■ **The task**
Copy all lines that contain the word "features".

■ **Record extracts**
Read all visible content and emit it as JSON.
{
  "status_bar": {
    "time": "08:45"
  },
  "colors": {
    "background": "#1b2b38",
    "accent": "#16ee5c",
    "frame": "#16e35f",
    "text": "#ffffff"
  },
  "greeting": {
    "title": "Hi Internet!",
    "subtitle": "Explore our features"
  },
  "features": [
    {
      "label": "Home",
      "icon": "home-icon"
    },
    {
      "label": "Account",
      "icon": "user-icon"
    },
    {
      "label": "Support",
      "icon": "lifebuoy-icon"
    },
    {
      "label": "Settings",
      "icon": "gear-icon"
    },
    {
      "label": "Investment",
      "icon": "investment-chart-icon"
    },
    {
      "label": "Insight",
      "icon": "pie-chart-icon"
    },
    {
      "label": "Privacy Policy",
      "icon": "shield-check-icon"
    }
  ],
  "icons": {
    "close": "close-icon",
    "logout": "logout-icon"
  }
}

■ **Solution to the problem**
    "subtitle": "Explore our features"
  "features": [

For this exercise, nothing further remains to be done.